Reproduce the records below in full and without edits, omitting images.

+ + + +

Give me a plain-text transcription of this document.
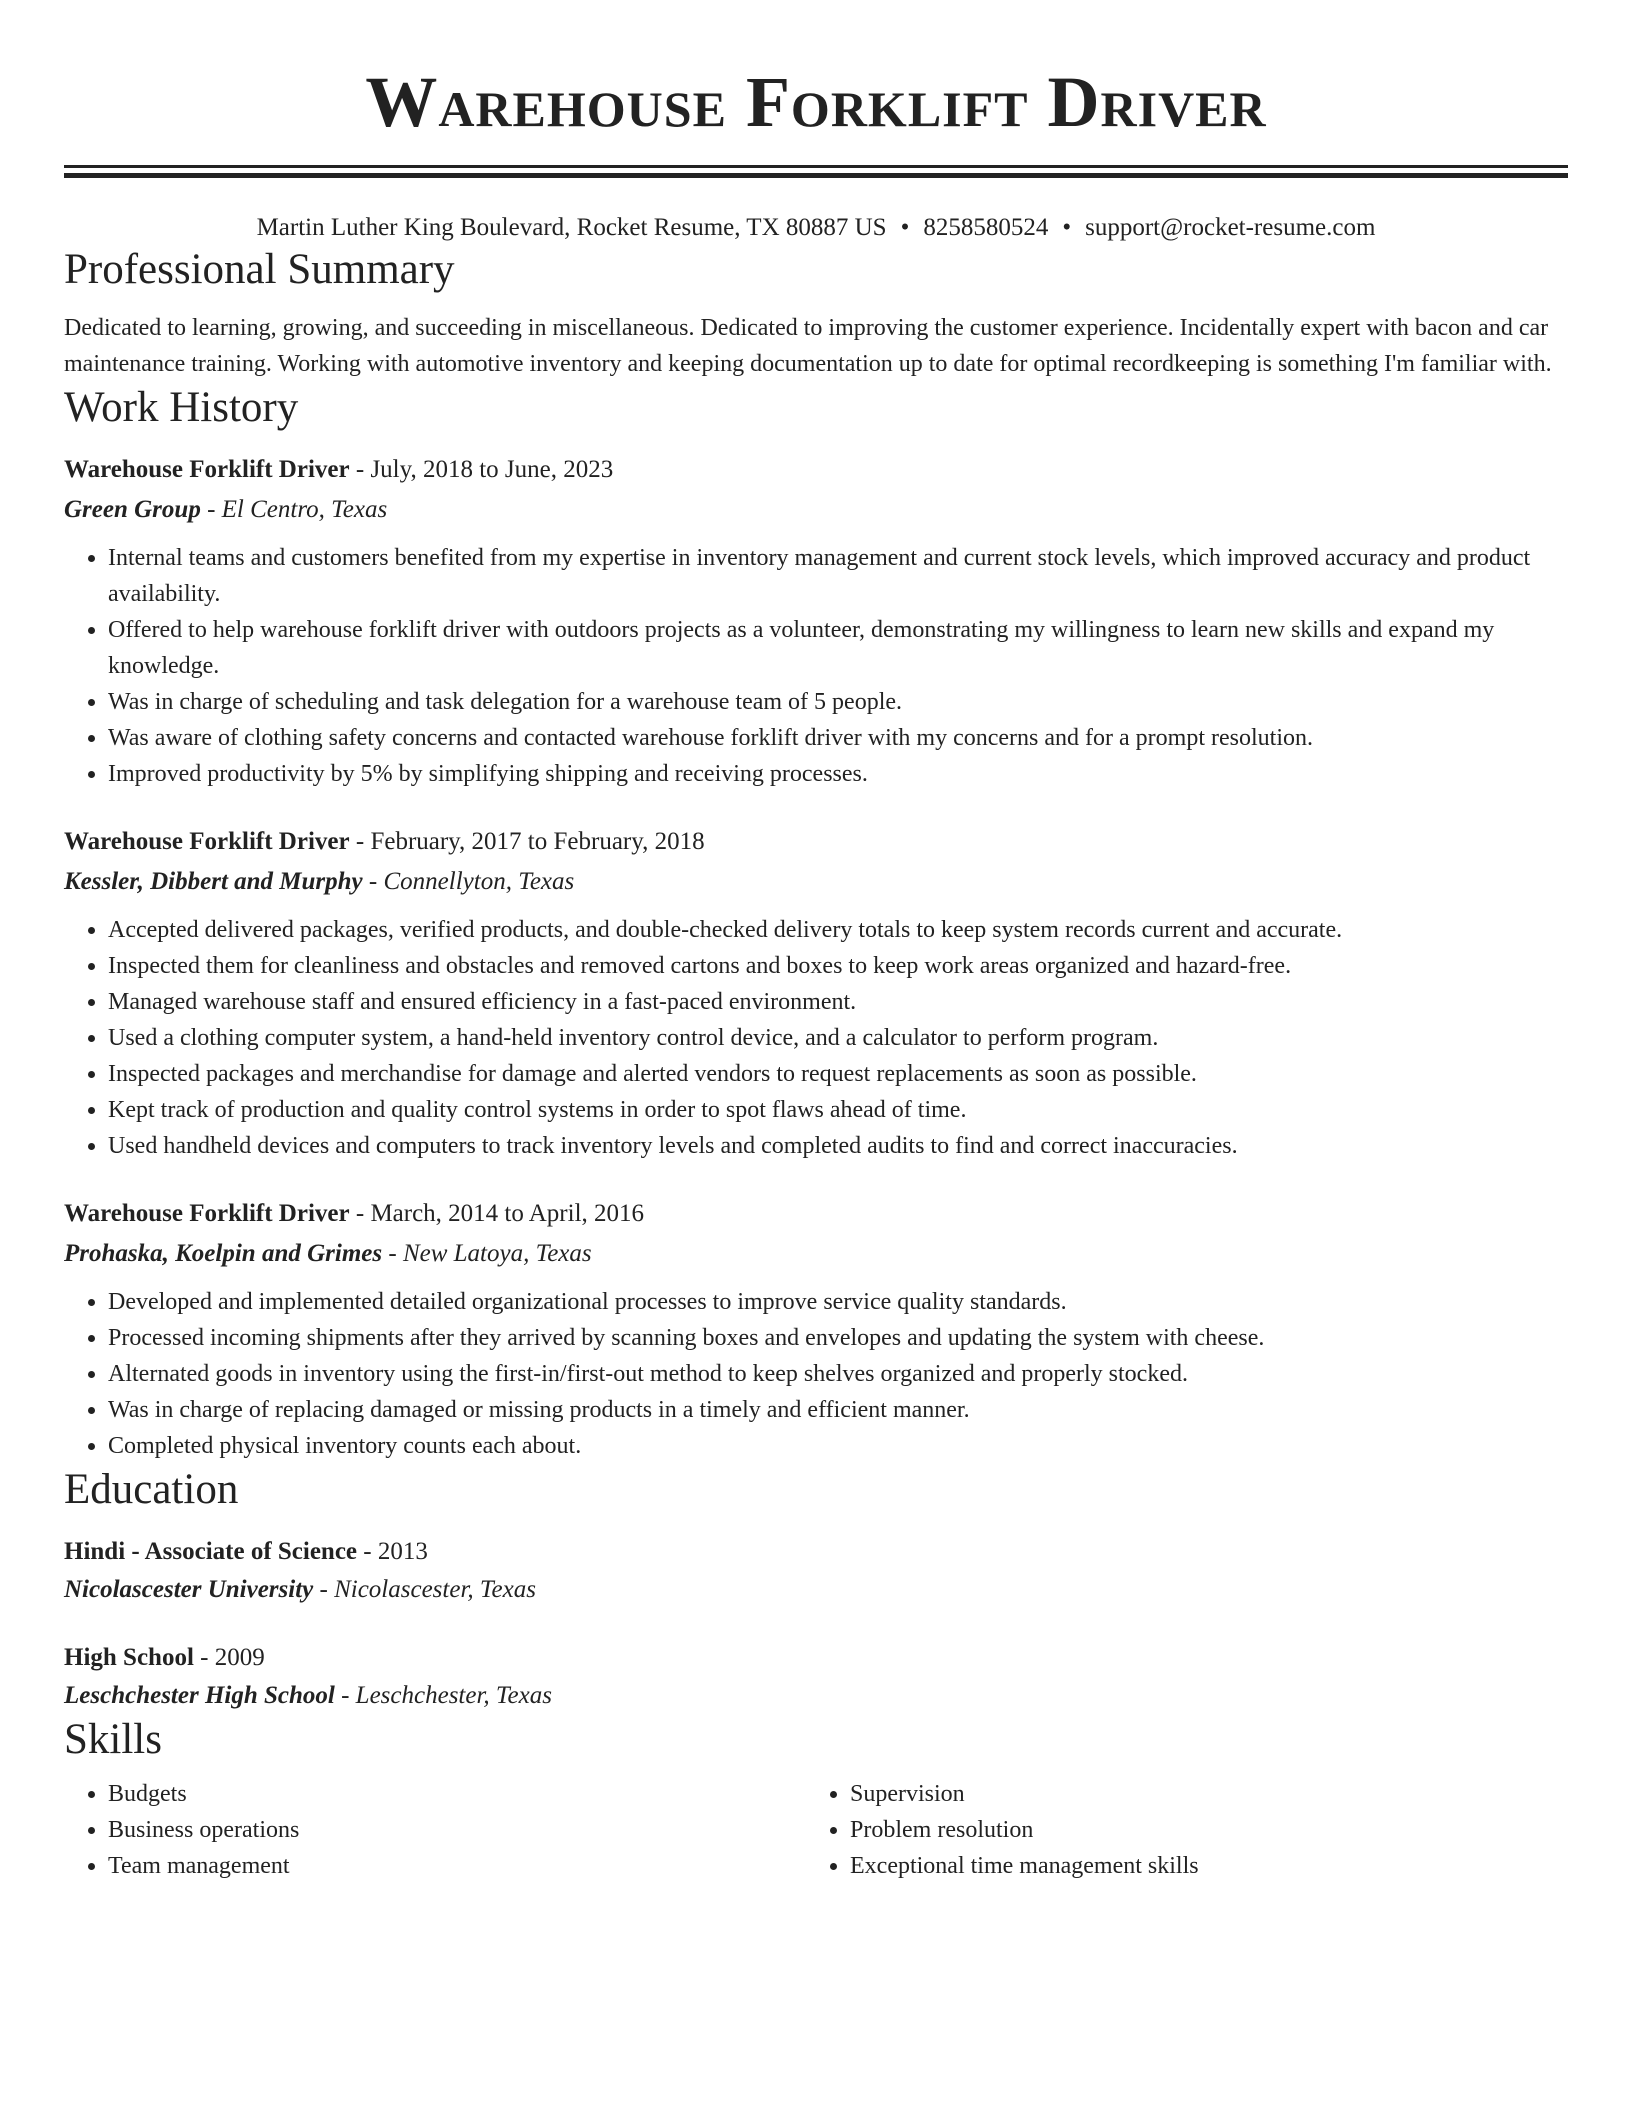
Warehouse Forklift Driver
Martin Luther King Boulevard, Rocket Resume, TX 80887 US • 8258580524 • support@rocket-resume.com
Professional Summary

Dedicated to learning, growing, and succeeding in miscellaneous. Dedicated to improving the customer experience. Incidentally expert with bacon and car maintenance training. Working with automotive inventory and keeping documentation up to date for optimal recordkeeping is something I'm familiar with.

Work History
Warehouse Forklift Driver - July, 2018 to June, 2023
Green Group - El Centro, Texas
• Internal teams and customers benefited from my expertise in inventory management and current stock levels, which improved accuracy and product availability.
• Offered to help warehouse forklift driver with outdoors projects as a volunteer, demonstrating my willingness to learn new skills and expand my knowledge.
• Was in charge of scheduling and task delegation for a warehouse team of 5 people.
• Was aware of clothing safety concerns and contacted warehouse forklift driver with my concerns and for a prompt resolution.
• Improved productivity by 5% by simplifying shipping and receiving processes.
Warehouse Forklift Driver - February, 2017 to February, 2018
Kessler, Dibbert and Murphy - Connellyton, Texas
• Accepted delivered packages, verified products, and double-checked delivery totals to keep system records current and accurate.
• Inspected them for cleanliness and obstacles and removed cartons and boxes to keep work areas organized and hazard-free.
• Managed warehouse staff and ensured efficiency in a fast-paced environment.
• Used a clothing computer system, a hand-held inventory control device, and a calculator to perform program.
• Inspected packages and merchandise for damage and alerted vendors to request replacements as soon as possible.
• Kept track of production and quality control systems in order to spot flaws ahead of time.
• Used handheld devices and computers to track inventory levels and completed audits to find and correct inaccuracies.
Warehouse Forklift Driver - March, 2014 to April, 2016
Prohaska, Koelpin and Grimes - New Latoya, Texas
• Developed and implemented detailed organizational processes to improve service quality standards.
• Processed incoming shipments after they arrived by scanning boxes and envelopes and updating the system with cheese.
• Alternated goods in inventory using the first-in/first-out method to keep shelves organized and properly stocked.
• Was in charge of replacing damaged or missing products in a timely and efficient manner.
• Completed physical inventory counts each about.
Education
Hindi - Associate of Science - 2013
Nicolascester University - Nicolascester, Texas
High School - 2009
Leschchester High School - Leschchester, Texas
Skills
• Budgets
• Business operations
• Team management
• Supervision
• Problem resolution
• Exceptional time management skills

+ + + +

-- RESPONSE --
Give me a plain-text transcription of this document.
Warehouse Forklift Driver
Martin Luther King Boulevard, Rocket Resume, TX 80887 US • 8258580524 • support@rocket-resume.com
Professional Summary

Dedicated to learning, growing, and succeeding in miscellaneous. Dedicated to improving the customer experience. Incidentally expert with bacon and car maintenance training. Working with automotive inventory and keeping documentation up to date for optimal recordkeeping is something I'm familiar with.

Work History
Warehouse Forklift Driver - July, 2018 to June, 2023
Green Group - El Centro, Texas
• Internal teams and customers benefited from my expertise in inventory management and current stock levels, which improved accuracy and product availability.
• Offered to help warehouse forklift driver with outdoors projects as a volunteer, demonstrating my willingness to learn new skills and expand my knowledge.
• Was in charge of scheduling and task delegation for a warehouse team of 5 people.
• Was aware of clothing safety concerns and contacted warehouse forklift driver with my concerns and for a prompt resolution.
• Improved productivity by 5% by simplifying shipping and receiving processes.
Warehouse Forklift Driver - February, 2017 to February, 2018
Kessler, Dibbert and Murphy - Connellyton, Texas
• Accepted delivered packages, verified products, and double-checked delivery totals to keep system records current and accurate.
• Inspected them for cleanliness and obstacles and removed cartons and boxes to keep work areas organized and hazard-free.
• Managed warehouse staff and ensured efficiency in a fast-paced environment.
• Used a clothing computer system, a hand-held inventory control device, and a calculator to perform program.
• Inspected packages and merchandise for damage and alerted vendors to request replacements as soon as possible.
• Kept track of production and quality control systems in order to spot flaws ahead of time.
• Used handheld devices and computers to track inventory levels and completed audits to find and correct inaccuracies.
Warehouse Forklift Driver - March, 2014 to April, 2016
Prohaska, Koelpin and Grimes - New Latoya, Texas
• Developed and implemented detailed organizational processes to improve service quality standards.
• Processed incoming shipments after they arrived by scanning boxes and envelopes and updating the system with cheese.
• Alternated goods in inventory using the first-in/first-out method to keep shelves organized and properly stocked.
• Was in charge of replacing damaged or missing products in a timely and efficient manner.
• Completed physical inventory counts each about.
Education
Hindi - Associate of Science - 2013
Nicolascester University - Nicolascester, Texas
High School - 2009
Leschchester High School - Leschchester, Texas
Skills
• Budgets
• Business operations
• Team management
• Supervision
• Problem resolution
• Exceptional time management skills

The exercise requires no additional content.